RAW RECORDS:
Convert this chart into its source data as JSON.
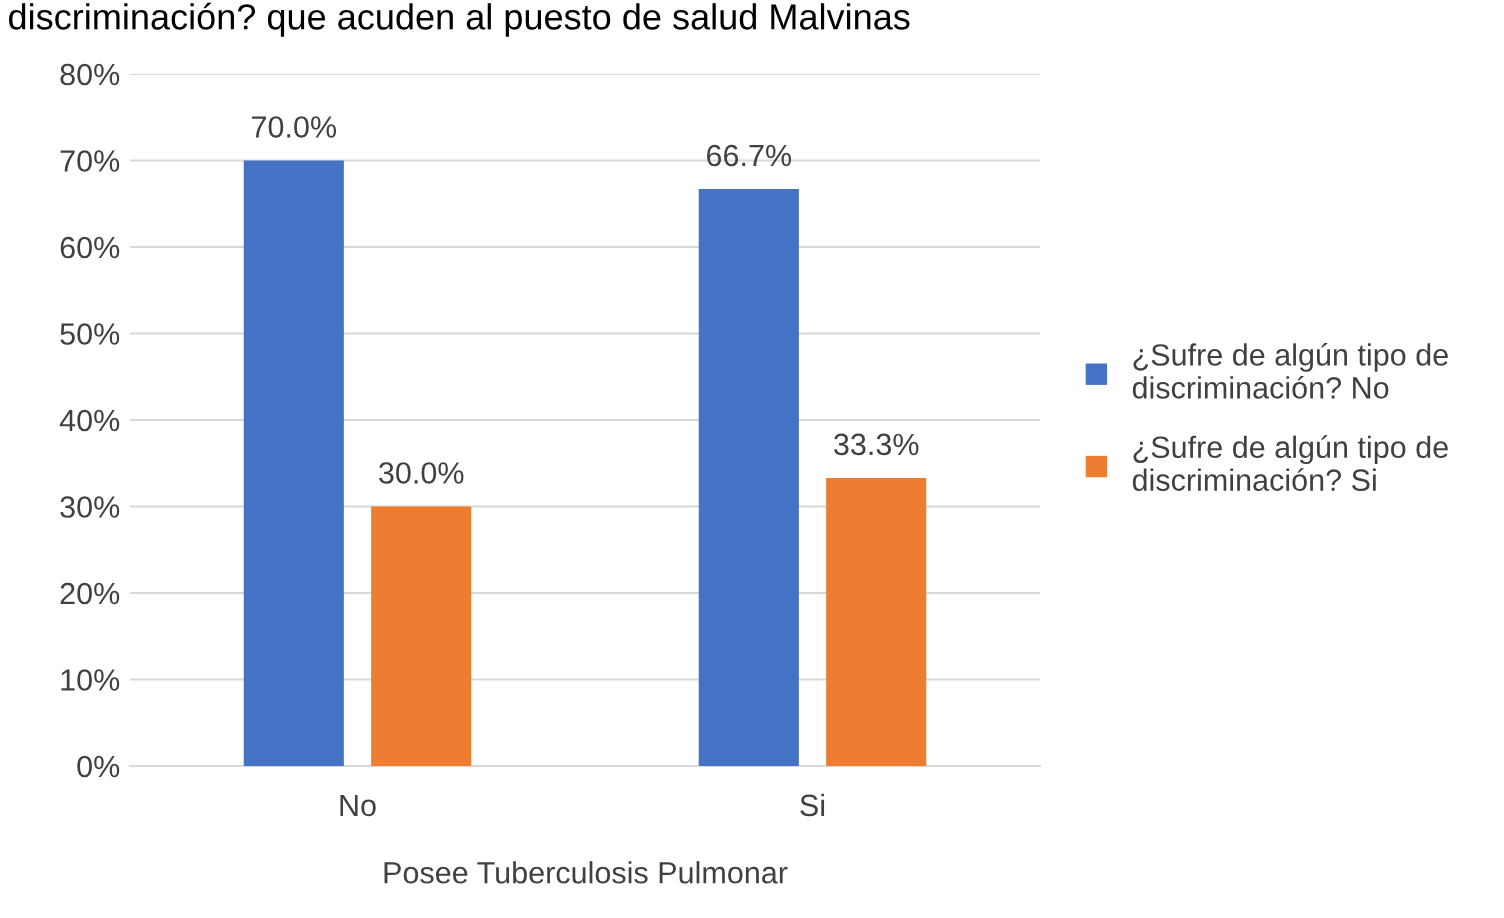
{
  "chart_data": {
    "type": "bar",
    "title": "discriminación? que acuden al puesto de salud Malvinas",
    "xlabel": "Posee Tuberculosis Pulmonar",
    "categories": [
      "No",
      "Si"
    ],
    "series": [
      {
        "name": "¿Sufre de algún tipo de discriminación? No",
        "color": "#4472c4",
        "values": [
          70.0,
          66.7
        ],
        "value_labels": [
          "70.0%",
          "66.7%"
        ]
      },
      {
        "name": "¿Sufre de algún tipo de discriminación? Si",
        "color": "#ed7d31",
        "values": [
          30.0,
          33.3
        ],
        "value_labels": [
          "30.0%",
          "33.3%"
        ]
      }
    ],
    "ylim": [
      0,
      80
    ],
    "yticks": [
      {
        "value": 0,
        "label": "0%"
      },
      {
        "value": 10,
        "label": "10%"
      },
      {
        "value": 20,
        "label": "20%"
      },
      {
        "value": 30,
        "label": "30%"
      },
      {
        "value": 40,
        "label": "40%"
      },
      {
        "value": 50,
        "label": "50%"
      },
      {
        "value": 60,
        "label": "60%"
      },
      {
        "value": 70,
        "label": "70%"
      },
      {
        "value": 80,
        "label": "80%"
      }
    ],
    "grid": "y",
    "legend": "right"
  }
}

WORK INSTRUCTIONS:
The word "tipo" may appear on some lines. Report how many lines hold it, giving the number alone.

TASK OUTPUT:
2